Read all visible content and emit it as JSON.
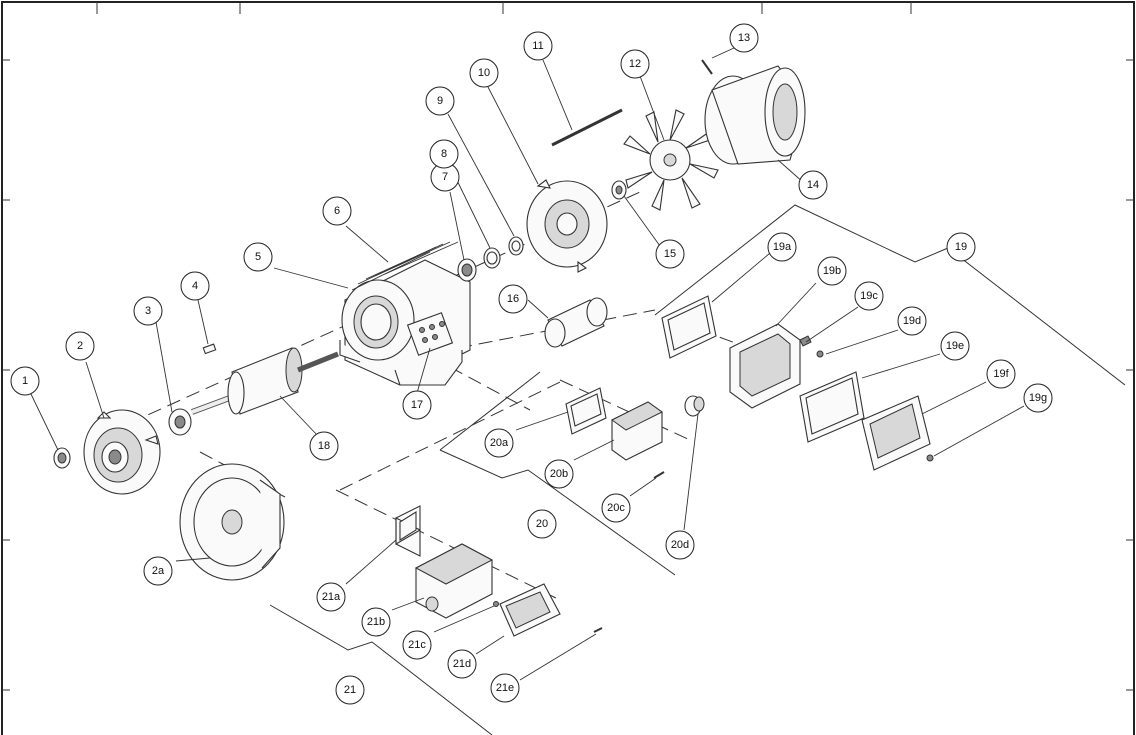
{
  "callouts": [
    {
      "id": "c1",
      "label": "1"
    },
    {
      "id": "c2",
      "label": "2"
    },
    {
      "id": "c2a",
      "label": "2a"
    },
    {
      "id": "c3",
      "label": "3"
    },
    {
      "id": "c4",
      "label": "4"
    },
    {
      "id": "c5",
      "label": "5"
    },
    {
      "id": "c6",
      "label": "6"
    },
    {
      "id": "c7",
      "label": "7"
    },
    {
      "id": "c8",
      "label": "8"
    },
    {
      "id": "c9",
      "label": "9"
    },
    {
      "id": "c10",
      "label": "10"
    },
    {
      "id": "c11",
      "label": "11"
    },
    {
      "id": "c12",
      "label": "12"
    },
    {
      "id": "c13",
      "label": "13"
    },
    {
      "id": "c14",
      "label": "14"
    },
    {
      "id": "c15",
      "label": "15"
    },
    {
      "id": "c16",
      "label": "16"
    },
    {
      "id": "c17",
      "label": "17"
    },
    {
      "id": "c18",
      "label": "18"
    },
    {
      "id": "c19",
      "label": "19"
    },
    {
      "id": "c19a",
      "label": "19a"
    },
    {
      "id": "c19b",
      "label": "19b"
    },
    {
      "id": "c19c",
      "label": "19c"
    },
    {
      "id": "c19d",
      "label": "19d"
    },
    {
      "id": "c19e",
      "label": "19e"
    },
    {
      "id": "c19f",
      "label": "19f"
    },
    {
      "id": "c19g",
      "label": "19g"
    },
    {
      "id": "c20",
      "label": "20"
    },
    {
      "id": "c20a",
      "label": "20a"
    },
    {
      "id": "c20b",
      "label": "20b"
    },
    {
      "id": "c20c",
      "label": "20c"
    },
    {
      "id": "c20d",
      "label": "20d"
    },
    {
      "id": "c21",
      "label": "21"
    },
    {
      "id": "c21a",
      "label": "21a"
    },
    {
      "id": "c21b",
      "label": "21b"
    },
    {
      "id": "c21c",
      "label": "21c"
    },
    {
      "id": "c21d",
      "label": "21d"
    },
    {
      "id": "c21e",
      "label": "21e"
    }
  ]
}
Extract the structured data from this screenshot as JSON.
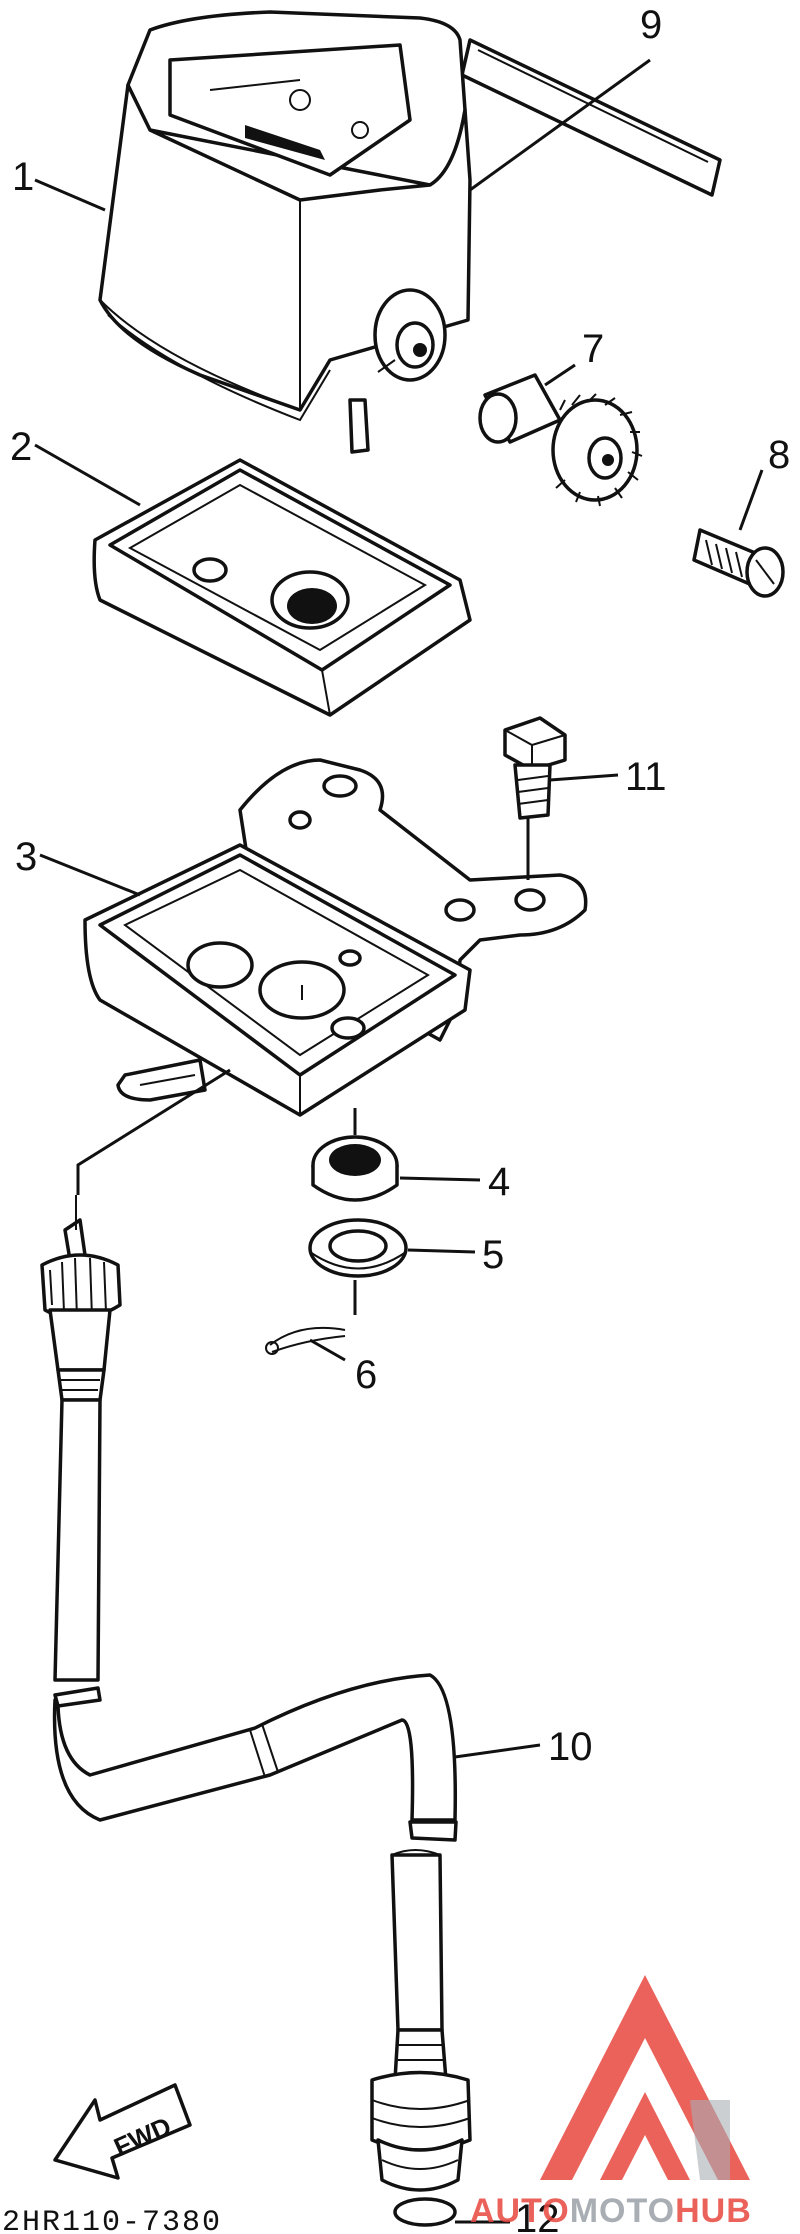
{
  "callouts": {
    "p1": "1",
    "p2": "2",
    "p3": "3",
    "p4": "4",
    "p5": "5",
    "p6": "6",
    "p7": "7",
    "p8": "8",
    "p9": "9",
    "p10": "10",
    "p11": "11",
    "p12": "12"
  },
  "diagram_code": "2HR110-7380",
  "direction_label": "FWD",
  "watermark": {
    "prefix": "AUTO",
    "middle": "MOTO",
    "suffix": "HUB",
    "colors": {
      "red": "#e8473f",
      "grey": "#9aa0a6"
    }
  }
}
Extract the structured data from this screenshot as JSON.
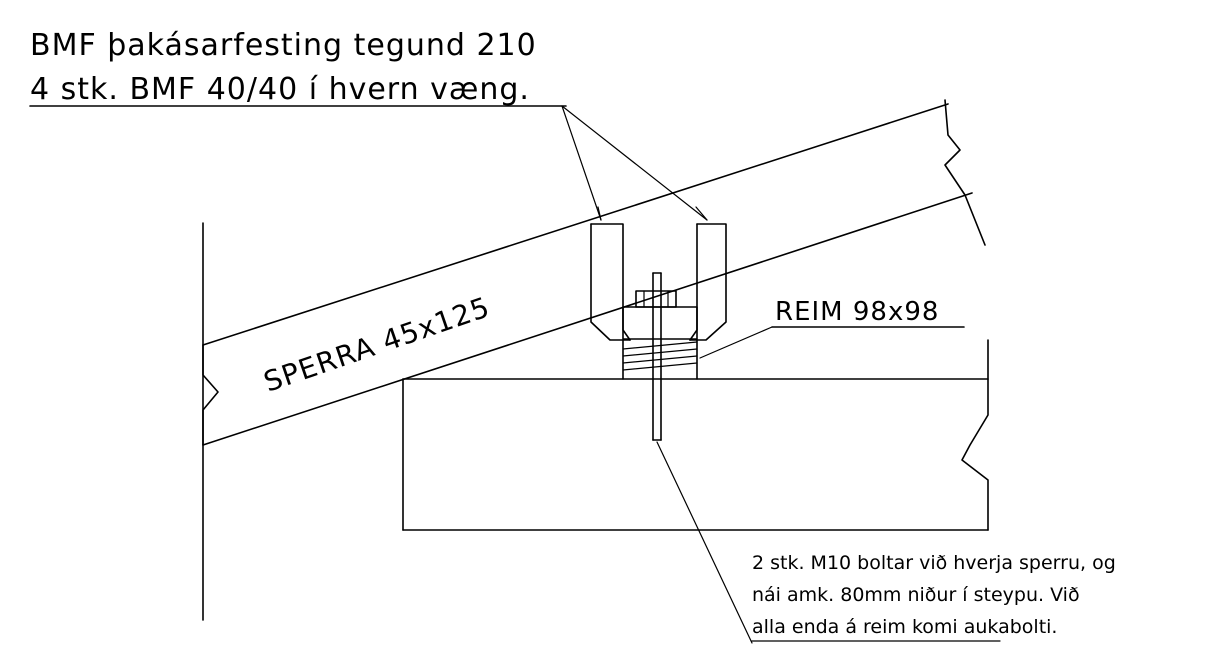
{
  "header": {
    "line1": "BMF þakásarfesting  tegund 210",
    "line2": "4 stk. BMF 40/40 í hvern væng."
  },
  "labels": {
    "rafter": "SPERRA 45x125",
    "strap": "REIM 98x98"
  },
  "note": {
    "lines": [
      "2 stk. M10 boltar við hverja sperru, og",
      "nái amk. 80mm niður í steypu. Við",
      "alla enda á reim komi aukabolti."
    ]
  }
}
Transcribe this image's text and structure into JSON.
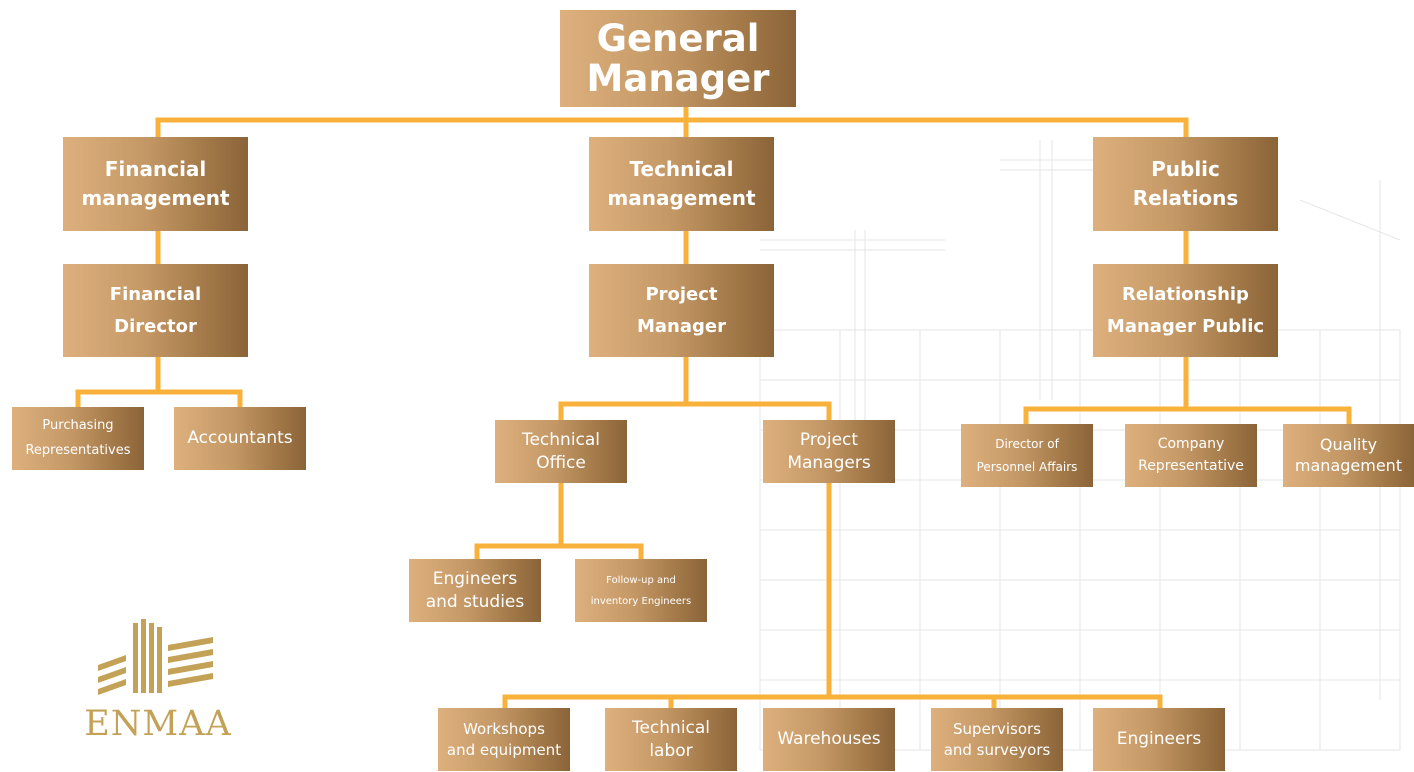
{
  "brand": {
    "name": "ENMAA",
    "icon": "building-logo-icon",
    "color": "#c3a258"
  },
  "colors": {
    "connector": "#f8b23b",
    "box_start": "#ddb07e",
    "box_end": "#8a6438",
    "text": "#ffffff"
  },
  "general_manager": {
    "line1": "General",
    "line2": "Manager"
  },
  "financial": {
    "management": {
      "line1": "Financial",
      "line2": "management"
    },
    "director": {
      "line1": "Financial",
      "line2": "Director"
    },
    "purchasing": {
      "line1": "Purchasing",
      "line2": "Representatives"
    },
    "accountants": {
      "line1": "Accountants"
    }
  },
  "technical": {
    "management": {
      "line1": "Technical",
      "line2": "management"
    },
    "project_manager": {
      "line1": "Project",
      "line2": "Manager"
    },
    "technical_office": {
      "line1": "Technical",
      "line2": "Office"
    },
    "project_managers": {
      "line1": "Project",
      "line2": "Managers"
    },
    "engineers_studies": {
      "line1": "Engineers",
      "line2": "and studies"
    },
    "followup": {
      "line1": "Follow-up and",
      "line2": "inventory Engineers"
    },
    "workshops": {
      "line1": "Workshops",
      "line2": "and equipment"
    },
    "technical_labor": {
      "line1": "Technical",
      "line2": "labor"
    },
    "warehouses": {
      "line1": "Warehouses"
    },
    "supervisors": {
      "line1": "Supervisors",
      "line2": "and surveyors"
    },
    "engineers": {
      "line1": "Engineers"
    }
  },
  "public_relations": {
    "management": {
      "line1": "Public",
      "line2": "Relations"
    },
    "relationship_manager": {
      "line1": "Relationship",
      "line2": "Manager Public"
    },
    "personnel": {
      "line1": "Director of",
      "line2": "Personnel Affairs"
    },
    "company_rep": {
      "line1": "Company",
      "line2": "Representative"
    },
    "quality": {
      "line1": "Quality",
      "line2": "management"
    }
  }
}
^^^^^^^^
- _WHAT YOU WILL DO_
Print each line of the material above exactly, with the pictures removed from your copy.

- _ANSWER TO THE TASK_
Read all visible content and emit it as JSON.
{
  "callouts": [
    {
      "id": "c1",
      "label": "1"
    },
    {
      "id": "c2",
      "label": "2"
    },
    {
      "id": "c2a",
      "label": "2a"
    },
    {
      "id": "c3",
      "label": "3"
    },
    {
      "id": "c4",
      "label": "4"
    },
    {
      "id": "c5",
      "label": "5"
    },
    {
      "id": "c6",
      "label": "6"
    },
    {
      "id": "c7",
      "label": "7"
    },
    {
      "id": "c8",
      "label": "8"
    },
    {
      "id": "c9",
      "label": "9"
    },
    {
      "id": "c10",
      "label": "10"
    },
    {
      "id": "c11",
      "label": "11"
    },
    {
      "id": "c12",
      "label": "12"
    },
    {
      "id": "c13",
      "label": "13"
    },
    {
      "id": "c14",
      "label": "14"
    },
    {
      "id": "c15",
      "label": "15"
    },
    {
      "id": "c16",
      "label": "16"
    },
    {
      "id": "c17",
      "label": "17"
    },
    {
      "id": "c18",
      "label": "18"
    },
    {
      "id": "c19",
      "label": "19"
    },
    {
      "id": "c19a",
      "label": "19a"
    },
    {
      "id": "c19b",
      "label": "19b"
    },
    {
      "id": "c19c",
      "label": "19c"
    },
    {
      "id": "c19d",
      "label": "19d"
    },
    {
      "id": "c19e",
      "label": "19e"
    },
    {
      "id": "c19f",
      "label": "19f"
    },
    {
      "id": "c19g",
      "label": "19g"
    },
    {
      "id": "c20",
      "label": "20"
    },
    {
      "id": "c20a",
      "label": "20a"
    },
    {
      "id": "c20b",
      "label": "20b"
    },
    {
      "id": "c20c",
      "label": "20c"
    },
    {
      "id": "c20d",
      "label": "20d"
    },
    {
      "id": "c21",
      "label": "21"
    },
    {
      "id": "c21a",
      "label": "21a"
    },
    {
      "id": "c21b",
      "label": "21b"
    },
    {
      "id": "c21c",
      "label": "21c"
    },
    {
      "id": "c21d",
      "label": "21d"
    },
    {
      "id": "c21e",
      "label": "21e"
    }
  ]
}
Extract the structured data from this screenshot as JSON.
{
  "callouts": {
    "p1": "1",
    "p2": "2",
    "p3": "3",
    "p4": "4",
    "p5": "5",
    "p6": "6",
    "p7": "7",
    "p8": "8",
    "p9": "9",
    "p10": "10",
    "p11": "11",
    "p12": "12"
  },
  "diagram_code": "2HR110-7380",
  "direction_label": "FWD",
  "watermark": {
    "prefix": "AUTO",
    "middle": "MOTO",
    "suffix": "HUB",
    "colors": {
      "red": "#e8473f",
      "grey": "#9aa0a6"
    }
  }
}
Extract the structured data from this screenshot as JSON.
{
  "header": {
    "line1": "BMF þakásarfesting  tegund 210",
    "line2": "4 stk. BMF 40/40 í hvern væng."
  },
  "labels": {
    "rafter": "SPERRA 45x125",
    "strap": "REIM 98x98"
  },
  "note": {
    "lines": [
      "2 stk. M10 boltar við hverja sperru, og",
      "nái amk. 80mm niður í steypu. Við",
      "alla enda á reim komi aukabolti."
    ]
  }
}
Transcribe this image's text and structure into JSON.
{
  "brand": {
    "name": "ENMAA",
    "icon": "building-logo-icon",
    "color": "#c3a258"
  },
  "colors": {
    "connector": "#f8b23b",
    "box_start": "#ddb07e",
    "box_end": "#8a6438",
    "text": "#ffffff"
  },
  "general_manager": {
    "line1": "General",
    "line2": "Manager"
  },
  "financial": {
    "management": {
      "line1": "Financial",
      "line2": "management"
    },
    "director": {
      "line1": "Financial",
      "line2": "Director"
    },
    "purchasing": {
      "line1": "Purchasing",
      "line2": "Representatives"
    },
    "accountants": {
      "line1": "Accountants"
    }
  },
  "technical": {
    "management": {
      "line1": "Technical",
      "line2": "management"
    },
    "project_manager": {
      "line1": "Project",
      "line2": "Manager"
    },
    "technical_office": {
      "line1": "Technical",
      "line2": "Office"
    },
    "project_managers": {
      "line1": "Project",
      "line2": "Managers"
    },
    "engineers_studies": {
      "line1": "Engineers",
      "line2": "and studies"
    },
    "followup": {
      "line1": "Follow-up and",
      "line2": "inventory Engineers"
    },
    "workshops": {
      "line1": "Workshops",
      "line2": "and equipment"
    },
    "technical_labor": {
      "line1": "Technical",
      "line2": "labor"
    },
    "warehouses": {
      "line1": "Warehouses"
    },
    "supervisors": {
      "line1": "Supervisors",
      "line2": "and surveyors"
    },
    "engineers": {
      "line1": "Engineers"
    }
  },
  "public_relations": {
    "management": {
      "line1": "Public",
      "line2": "Relations"
    },
    "relationship_manager": {
      "line1": "Relationship",
      "line2": "Manager Public"
    },
    "personnel": {
      "line1": "Director of",
      "line2": "Personnel Affairs"
    },
    "company_rep": {
      "line1": "Company",
      "line2": "Representative"
    },
    "quality": {
      "line1": "Quality",
      "line2": "management"
    }
  }
}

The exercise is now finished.